## WHAT TO PRODUCE
Below are some entries. Output each one exactly as it appears.

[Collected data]
——————

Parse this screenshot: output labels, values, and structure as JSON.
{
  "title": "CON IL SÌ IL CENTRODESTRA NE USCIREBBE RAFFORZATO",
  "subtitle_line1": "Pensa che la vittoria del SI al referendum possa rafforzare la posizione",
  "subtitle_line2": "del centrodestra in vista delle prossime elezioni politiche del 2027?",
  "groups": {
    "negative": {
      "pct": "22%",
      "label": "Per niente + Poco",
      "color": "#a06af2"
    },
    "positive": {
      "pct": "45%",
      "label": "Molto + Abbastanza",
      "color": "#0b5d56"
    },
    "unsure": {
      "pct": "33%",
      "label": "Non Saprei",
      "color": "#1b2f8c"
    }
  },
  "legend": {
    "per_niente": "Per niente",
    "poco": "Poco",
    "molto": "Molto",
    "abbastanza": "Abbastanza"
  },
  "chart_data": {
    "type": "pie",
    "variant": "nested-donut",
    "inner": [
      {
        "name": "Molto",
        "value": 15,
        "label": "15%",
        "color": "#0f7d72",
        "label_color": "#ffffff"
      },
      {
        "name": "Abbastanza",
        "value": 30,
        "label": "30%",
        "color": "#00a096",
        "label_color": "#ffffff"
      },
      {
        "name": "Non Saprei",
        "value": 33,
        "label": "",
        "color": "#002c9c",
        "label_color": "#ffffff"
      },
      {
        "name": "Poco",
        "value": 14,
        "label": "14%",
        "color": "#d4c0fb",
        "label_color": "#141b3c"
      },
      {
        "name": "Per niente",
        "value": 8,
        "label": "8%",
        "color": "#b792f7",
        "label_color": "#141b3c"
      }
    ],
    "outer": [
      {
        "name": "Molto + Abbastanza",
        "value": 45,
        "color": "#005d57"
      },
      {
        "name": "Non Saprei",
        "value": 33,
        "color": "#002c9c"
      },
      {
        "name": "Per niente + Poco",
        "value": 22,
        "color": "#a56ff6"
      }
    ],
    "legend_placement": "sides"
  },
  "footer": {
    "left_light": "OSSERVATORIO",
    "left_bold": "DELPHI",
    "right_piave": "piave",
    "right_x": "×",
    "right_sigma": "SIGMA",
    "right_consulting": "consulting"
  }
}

——————

## TASK OUTPUT
Parse this screenshot: output labels, values, and structure as JSON.
{
  "title": "CON IL SÌ IL CENTRODESTRA NE USCIREBBE RAFFORZATO",
  "subtitle_line1": "Pensa che la vittoria del SI al referendum possa rafforzare la posizione",
  "subtitle_line2": "del centrodestra in vista delle prossime elezioni politiche del 2027?",
  "groups": {
    "negative": {
      "pct": "22%",
      "label": "Per niente + Poco",
      "color": "#a06af2"
    },
    "positive": {
      "pct": "45%",
      "label": "Molto + Abbastanza",
      "color": "#0b5d56"
    },
    "unsure": {
      "pct": "33%",
      "label": "Non Saprei",
      "color": "#1b2f8c"
    }
  },
  "legend": {
    "per_niente": "Per niente",
    "poco": "Poco",
    "molto": "Molto",
    "abbastanza": "Abbastanza"
  },
  "chart_data": {
    "type": "pie",
    "variant": "nested-donut",
    "inner": [
      {
        "name": "Molto",
        "value": 15,
        "label": "15%",
        "color": "#0f7d72",
        "label_color": "#ffffff"
      },
      {
        "name": "Abbastanza",
        "value": 30,
        "label": "30%",
        "color": "#00a096",
        "label_color": "#ffffff"
      },
      {
        "name": "Non Saprei",
        "value": 33,
        "label": "",
        "color": "#002c9c",
        "label_color": "#ffffff"
      },
      {
        "name": "Poco",
        "value": 14,
        "label": "14%",
        "color": "#d4c0fb",
        "label_color": "#141b3c"
      },
      {
        "name": "Per niente",
        "value": 8,
        "label": "8%",
        "color": "#b792f7",
        "label_color": "#141b3c"
      }
    ],
    "outer": [
      {
        "name": "Molto + Abbastanza",
        "value": 45,
        "color": "#005d57"
      },
      {
        "name": "Non Saprei",
        "value": 33,
        "color": "#002c9c"
      },
      {
        "name": "Per niente + Poco",
        "value": 22,
        "color": "#a56ff6"
      }
    ],
    "legend_placement": "sides"
  },
  "footer": {
    "left_light": "OSSERVATORIO",
    "left_bold": "DELPHI",
    "right_piave": "piave",
    "right_x": "×",
    "right_sigma": "SIGMA",
    "right_consulting": "consulting"
  }
}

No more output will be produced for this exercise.